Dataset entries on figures
* * *

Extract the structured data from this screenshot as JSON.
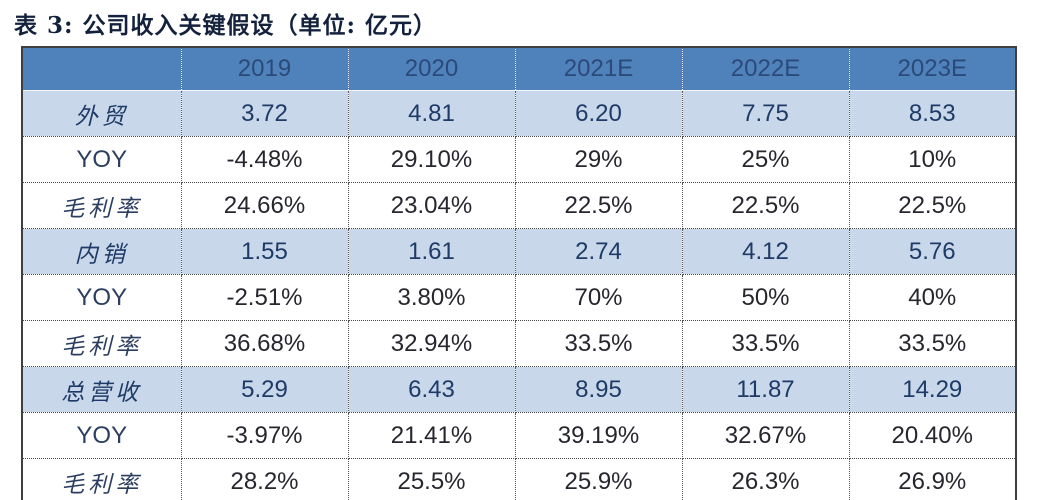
{
  "title": "表 3: 公司收入关键假设（单位: 亿元）",
  "colors": {
    "header_bg": "#4f81bb",
    "header_text": "#2b4a7a",
    "highlight_row_bg": "#c8d7ea",
    "highlight_row_text": "#1e3a66",
    "plain_row_text": "#26262e",
    "title_text": "#14213d",
    "outer_border": "#3f3f3f"
  },
  "table": {
    "columns": [
      "",
      "2019",
      "2020",
      "2021E",
      "2022E",
      "2023E"
    ],
    "rows": [
      {
        "label": "外贸",
        "cjk": true,
        "highlight": true,
        "values": [
          "3.72",
          "4.81",
          "6.20",
          "7.75",
          "8.53"
        ]
      },
      {
        "label": "YOY",
        "cjk": false,
        "highlight": false,
        "values": [
          "-4.48%",
          "29.10%",
          "29%",
          "25%",
          "10%"
        ]
      },
      {
        "label": "毛利率",
        "cjk": true,
        "highlight": false,
        "values": [
          "24.66%",
          "23.04%",
          "22.5%",
          "22.5%",
          "22.5%"
        ]
      },
      {
        "label": "内销",
        "cjk": true,
        "highlight": true,
        "values": [
          "1.55",
          "1.61",
          "2.74",
          "4.12",
          "5.76"
        ]
      },
      {
        "label": "YOY",
        "cjk": false,
        "highlight": false,
        "values": [
          "-2.51%",
          "3.80%",
          "70%",
          "50%",
          "40%"
        ]
      },
      {
        "label": "毛利率",
        "cjk": true,
        "highlight": false,
        "values": [
          "36.68%",
          "32.94%",
          "33.5%",
          "33.5%",
          "33.5%"
        ]
      },
      {
        "label": "总营收",
        "cjk": true,
        "highlight": true,
        "values": [
          "5.29",
          "6.43",
          "8.95",
          "11.87",
          "14.29"
        ]
      },
      {
        "label": "YOY",
        "cjk": false,
        "highlight": false,
        "values": [
          "-3.97%",
          "21.41%",
          "39.19%",
          "32.67%",
          "20.40%"
        ]
      },
      {
        "label": "毛利率",
        "cjk": true,
        "highlight": false,
        "values": [
          "28.2%",
          "25.5%",
          "25.9%",
          "26.3%",
          "26.9%"
        ]
      }
    ]
  }
}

* * *

> **Task description**:
Retype all entries exactly as they appear, dropping the images.

> **Exercise answer**:
Extract the structured data from this screenshot as JSON.
{
  "title": "表 3: 公司收入关键假设（单位: 亿元）",
  "colors": {
    "header_bg": "#4f81bb",
    "header_text": "#2b4a7a",
    "highlight_row_bg": "#c8d7ea",
    "highlight_row_text": "#1e3a66",
    "plain_row_text": "#26262e",
    "title_text": "#14213d",
    "outer_border": "#3f3f3f"
  },
  "table": {
    "columns": [
      "",
      "2019",
      "2020",
      "2021E",
      "2022E",
      "2023E"
    ],
    "rows": [
      {
        "label": "外贸",
        "cjk": true,
        "highlight": true,
        "values": [
          "3.72",
          "4.81",
          "6.20",
          "7.75",
          "8.53"
        ]
      },
      {
        "label": "YOY",
        "cjk": false,
        "highlight": false,
        "values": [
          "-4.48%",
          "29.10%",
          "29%",
          "25%",
          "10%"
        ]
      },
      {
        "label": "毛利率",
        "cjk": true,
        "highlight": false,
        "values": [
          "24.66%",
          "23.04%",
          "22.5%",
          "22.5%",
          "22.5%"
        ]
      },
      {
        "label": "内销",
        "cjk": true,
        "highlight": true,
        "values": [
          "1.55",
          "1.61",
          "2.74",
          "4.12",
          "5.76"
        ]
      },
      {
        "label": "YOY",
        "cjk": false,
        "highlight": false,
        "values": [
          "-2.51%",
          "3.80%",
          "70%",
          "50%",
          "40%"
        ]
      },
      {
        "label": "毛利率",
        "cjk": true,
        "highlight": false,
        "values": [
          "36.68%",
          "32.94%",
          "33.5%",
          "33.5%",
          "33.5%"
        ]
      },
      {
        "label": "总营收",
        "cjk": true,
        "highlight": true,
        "values": [
          "5.29",
          "6.43",
          "8.95",
          "11.87",
          "14.29"
        ]
      },
      {
        "label": "YOY",
        "cjk": false,
        "highlight": false,
        "values": [
          "-3.97%",
          "21.41%",
          "39.19%",
          "32.67%",
          "20.40%"
        ]
      },
      {
        "label": "毛利率",
        "cjk": true,
        "highlight": false,
        "values": [
          "28.2%",
          "25.5%",
          "25.9%",
          "26.3%",
          "26.9%"
        ]
      }
    ]
  }
}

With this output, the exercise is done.